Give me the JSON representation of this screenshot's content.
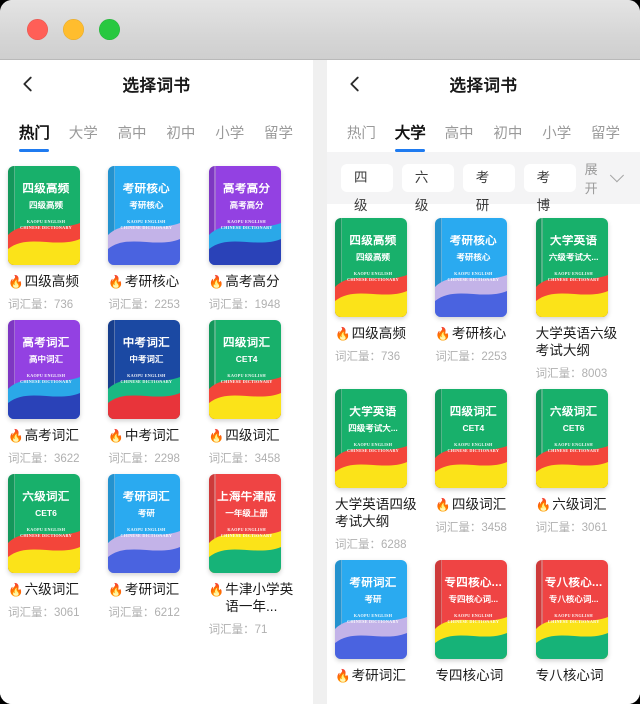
{
  "window": {
    "traffic_lights": [
      "close",
      "minimize",
      "zoom"
    ],
    "colors": {
      "close": "#ff5f57",
      "minimize": "#ffbd2e",
      "zoom": "#28c840",
      "accent": "#1f7bf0"
    }
  },
  "cover_en_line1": "KAOPU ENGLISH",
  "cover_en_line2": "CHINESE DICTIONARY",
  "fire": "🔥",
  "left": {
    "nav": {
      "back_icon": "back-arrow-icon",
      "title": "选择词书"
    },
    "tabs": [
      {
        "label": "热门",
        "active": true
      },
      {
        "label": "大学",
        "active": false
      },
      {
        "label": "高中",
        "active": false
      },
      {
        "label": "初中",
        "active": false
      },
      {
        "label": "小学",
        "active": false
      },
      {
        "label": "留学",
        "active": false
      }
    ],
    "books": [
      {
        "title": "四级高频",
        "cover_title": "四级高频",
        "cover_sub": "四级高频",
        "count_label": "词汇量：736",
        "hot": true,
        "theme": "green-red-yellow"
      },
      {
        "title": "考研核心",
        "cover_title": "考研核心",
        "cover_sub": "考研核心",
        "count_label": "词汇量：2253",
        "hot": true,
        "theme": "blue-lilac-indigo"
      },
      {
        "title": "高考高分",
        "cover_title": "高考高分",
        "cover_sub": "高考高分",
        "count_label": "词汇量：1948",
        "hot": true,
        "theme": "purple-cyan-indigo"
      },
      {
        "title": "高考词汇",
        "cover_title": "高考词汇",
        "cover_sub": "高中词汇",
        "count_label": "词汇量：3622",
        "hot": true,
        "theme": "purple-cyan-indigo"
      },
      {
        "title": "中考词汇",
        "cover_title": "中考词汇",
        "cover_sub": "中考词汇",
        "count_label": "词汇量：2298",
        "hot": true,
        "theme": "navy-green-red"
      },
      {
        "title": "四级词汇",
        "cover_title": "四级词汇",
        "cover_sub": "CET4",
        "count_label": "词汇量：3458",
        "hot": true,
        "theme": "green-red-yellow"
      },
      {
        "title": "六级词汇",
        "cover_title": "六级词汇",
        "cover_sub": "CET6",
        "count_label": "词汇量：3061",
        "hot": true,
        "theme": "green-red-yellow"
      },
      {
        "title": "考研词汇",
        "cover_title": "考研词汇",
        "cover_sub": "考研",
        "count_label": "词汇量：6212",
        "hot": true,
        "theme": "blue-lilac-indigo"
      },
      {
        "title": "牛津小学英语一年...",
        "cover_title": "上海牛津版",
        "cover_sub": "一年级上册",
        "count_label": "词汇量：71",
        "hot": true,
        "theme": "red-yellow-green"
      }
    ]
  },
  "right": {
    "nav": {
      "back_icon": "back-arrow-icon",
      "title": "选择词书"
    },
    "tabs": [
      {
        "label": "热门",
        "active": false
      },
      {
        "label": "大学",
        "active": true
      },
      {
        "label": "高中",
        "active": false
      },
      {
        "label": "初中",
        "active": false
      },
      {
        "label": "小学",
        "active": false
      },
      {
        "label": "留学",
        "active": false
      }
    ],
    "filters": {
      "chips": [
        "四级",
        "六级",
        "考研",
        "考博"
      ],
      "expand_label": "展开",
      "expand_icon": "chevron-down-icon"
    },
    "books": [
      {
        "title": "四级高频",
        "cover_title": "四级高频",
        "cover_sub": "四级高频",
        "count_label": "词汇量：736",
        "hot": true,
        "theme": "green-red-yellow"
      },
      {
        "title": "考研核心",
        "cover_title": "考研核心",
        "cover_sub": "考研核心",
        "count_label": "词汇量：2253",
        "hot": true,
        "theme": "blue-lilac-indigo"
      },
      {
        "title": "大学英语六级考试大纲",
        "cover_title": "大学英语",
        "cover_sub": "六级考试大...",
        "count_label": "词汇量：8003",
        "hot": false,
        "theme": "green-red-yellow"
      },
      {
        "title": "大学英语四级考试大纲",
        "cover_title": "大学英语",
        "cover_sub": "四级考试大...",
        "count_label": "词汇量：6288",
        "hot": false,
        "theme": "green-red-yellow"
      },
      {
        "title": "四级词汇",
        "cover_title": "四级词汇",
        "cover_sub": "CET4",
        "count_label": "词汇量：3458",
        "hot": true,
        "theme": "green-red-yellow"
      },
      {
        "title": "六级词汇",
        "cover_title": "六级词汇",
        "cover_sub": "CET6",
        "count_label": "词汇量：3061",
        "hot": true,
        "theme": "green-red-yellow"
      },
      {
        "title": "考研词汇",
        "cover_title": "考研词汇",
        "cover_sub": "考研",
        "count_label": "",
        "hot": true,
        "theme": "blue-lilac-indigo"
      },
      {
        "title": "专四核心词",
        "cover_title": "专四核心...",
        "cover_sub": "专四核心词...",
        "count_label": "",
        "hot": false,
        "theme": "red-yellow-green"
      },
      {
        "title": "专八核心词",
        "cover_title": "专八核心...",
        "cover_sub": "专八核心词...",
        "count_label": "",
        "hot": false,
        "theme": "red-yellow-green"
      }
    ]
  }
}
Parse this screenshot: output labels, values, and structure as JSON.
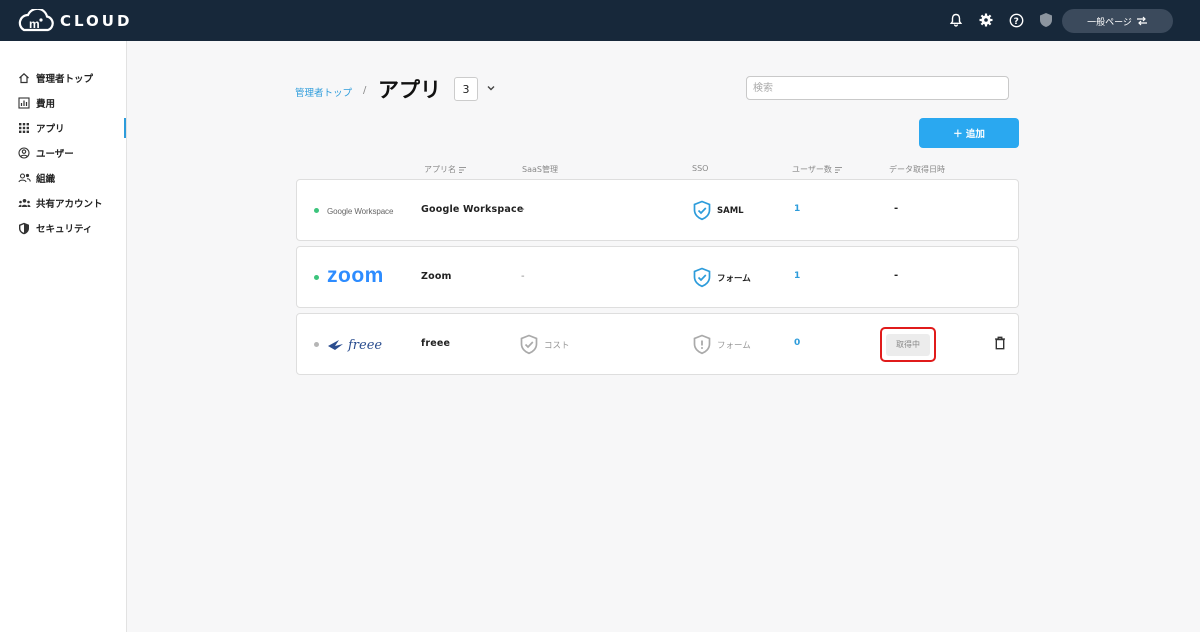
{
  "header": {
    "logo_mark": "m",
    "logo_text": "CLOUD",
    "switch_label": "一般ページ",
    "icons": [
      "bell-icon",
      "gear-icon",
      "help-icon",
      "shield-icon",
      "switch-arrows-icon"
    ]
  },
  "sidebar": {
    "items": [
      {
        "label": "管理者トップ",
        "icon": "home-icon"
      },
      {
        "label": "費用",
        "icon": "bar-chart-icon"
      },
      {
        "label": "アプリ",
        "icon": "apps-grid-icon",
        "active": true
      },
      {
        "label": "ユーザー",
        "icon": "user-circle-icon"
      },
      {
        "label": "組織",
        "icon": "group-icon"
      },
      {
        "label": "共有アカウント",
        "icon": "shared-users-icon"
      },
      {
        "label": "セキュリティ",
        "icon": "shield-icon"
      }
    ]
  },
  "page": {
    "breadcrumb": "管理者トップ",
    "separator": "/",
    "title": "アプリ",
    "count": "3",
    "search_placeholder": "検索",
    "add_label": "＋ 追加"
  },
  "table": {
    "headers": {
      "app_name": "アプリ名",
      "saas": "SaaS管理",
      "sso": "SSO",
      "users": "ユーザー数",
      "fetch_date": "データ取得日時"
    },
    "rows": [
      {
        "logo_text": "Google Workspace",
        "name": "Google Workspace",
        "saas": "-",
        "sso": "SAML",
        "users": "1",
        "fetch_date": "-",
        "status_dot": "#3cc47c"
      },
      {
        "logo_text": "zoom",
        "name": "Zoom",
        "saas": "-",
        "sso": "フォーム",
        "users": "1",
        "fetch_date": "-",
        "status_dot": "#3cc47c"
      },
      {
        "logo_text": "freee",
        "name": "freee",
        "saas": "コスト",
        "sso": "フォーム",
        "users": "0",
        "fetch_status": "取得中",
        "status_dot": "#b5b5b5"
      }
    ]
  },
  "colors": {
    "header_bg": "#17283a",
    "accent": "#2aa8f0",
    "highlight_border": "#e01b1b"
  }
}
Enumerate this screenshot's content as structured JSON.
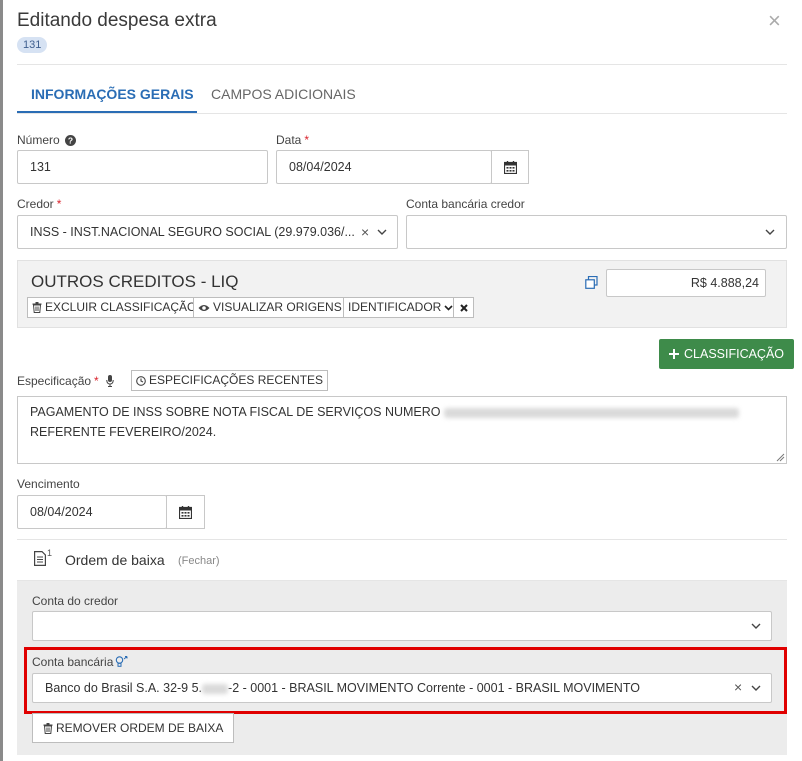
{
  "dialog": {
    "title": "Editando despesa extra",
    "badge": "131",
    "close_icon": "×"
  },
  "tabs": [
    {
      "label": "INFORMAÇÕES GERAIS",
      "active": true
    },
    {
      "label": "CAMPOS ADICIONAIS",
      "active": false
    }
  ],
  "form": {
    "numero": {
      "label": "Número",
      "value": "131"
    },
    "data": {
      "label": "Data",
      "required_mark": "*",
      "value": "08/04/2024"
    },
    "credor": {
      "label": "Credor",
      "required_mark": "*",
      "value": "INSS - INST.NACIONAL SEGURO SOCIAL (29.979.036/..."
    },
    "conta_bancaria_credor": {
      "label": "Conta bancária credor",
      "value": ""
    }
  },
  "classificacao": {
    "title": "OUTROS CREDITOS - LIQ",
    "amount": "R$ 4.888,24",
    "buttons": {
      "excluir": "EXCLUIR CLASSIFICAÇÃO",
      "visualizar": "VISUALIZAR ORIGENS",
      "identificador": "IDENTIFICADOR"
    },
    "add_button": "CLASSIFICAÇÃO"
  },
  "especificacao": {
    "label": "Especificação",
    "required_mark": "*",
    "recentes_button": "ESPECIFICAÇÕES RECENTES",
    "line1": "PAGAMENTO DE INSS SOBRE NOTA FISCAL DE SERVIÇOS NUMERO",
    "line2": "REFERENTE FEVEREIRO/2024."
  },
  "vencimento": {
    "label": "Vencimento",
    "value": "08/04/2024"
  },
  "ordem_baixa": {
    "count": "1",
    "title": "Ordem de baixa",
    "fechar": "(Fechar)",
    "conta_credor_label": "Conta do credor",
    "conta_credor_value": "",
    "conta_bancaria_label": "Conta bancária",
    "conta_bancaria_value_part1": "Banco do Brasil S.A. 32-9 5.",
    "conta_bancaria_value_part2": "-2 - 0001 - BRASIL MOVIMENTO Corrente - 0001 - BRASIL MOVIMENTO",
    "remover_button": "REMOVER ORDEM DE BAIXA"
  },
  "colors": {
    "accent": "#2a6db5",
    "green": "#3e8b4a",
    "highlight": "#e00000",
    "required": "#d9232d"
  }
}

-- What you are asked to do --
Beginning with the line that holds "Enumerate this screenshot's" and ending with the last line of the material above, extract every line exactly, pictures excluded.

-- Answer for this exercise --
Enumerate this screenshot's content as structured JSON.
{
  "dialog": {
    "title": "Editando despesa extra",
    "badge": "131",
    "close_icon": "×"
  },
  "tabs": [
    {
      "label": "INFORMAÇÕES GERAIS",
      "active": true
    },
    {
      "label": "CAMPOS ADICIONAIS",
      "active": false
    }
  ],
  "form": {
    "numero": {
      "label": "Número",
      "value": "131"
    },
    "data": {
      "label": "Data",
      "required_mark": "*",
      "value": "08/04/2024"
    },
    "credor": {
      "label": "Credor",
      "required_mark": "*",
      "value": "INSS - INST.NACIONAL SEGURO SOCIAL (29.979.036/..."
    },
    "conta_bancaria_credor": {
      "label": "Conta bancária credor",
      "value": ""
    }
  },
  "classificacao": {
    "title": "OUTROS CREDITOS - LIQ",
    "amount": "R$ 4.888,24",
    "buttons": {
      "excluir": "EXCLUIR CLASSIFICAÇÃO",
      "visualizar": "VISUALIZAR ORIGENS",
      "identificador": "IDENTIFICADOR"
    },
    "add_button": "CLASSIFICAÇÃO"
  },
  "especificacao": {
    "label": "Especificação",
    "required_mark": "*",
    "recentes_button": "ESPECIFICAÇÕES RECENTES",
    "line1": "PAGAMENTO DE INSS SOBRE NOTA FISCAL DE SERVIÇOS NUMERO",
    "line2": "REFERENTE FEVEREIRO/2024."
  },
  "vencimento": {
    "label": "Vencimento",
    "value": "08/04/2024"
  },
  "ordem_baixa": {
    "count": "1",
    "title": "Ordem de baixa",
    "fechar": "(Fechar)",
    "conta_credor_label": "Conta do credor",
    "conta_credor_value": "",
    "conta_bancaria_label": "Conta bancária",
    "conta_bancaria_value_part1": "Banco do Brasil S.A. 32-9 5.",
    "conta_bancaria_value_part2": "-2 - 0001 - BRASIL MOVIMENTO Corrente - 0001 - BRASIL MOVIMENTO",
    "remover_button": "REMOVER ORDEM DE BAIXA"
  },
  "colors": {
    "accent": "#2a6db5",
    "green": "#3e8b4a",
    "highlight": "#e00000",
    "required": "#d9232d"
  }
}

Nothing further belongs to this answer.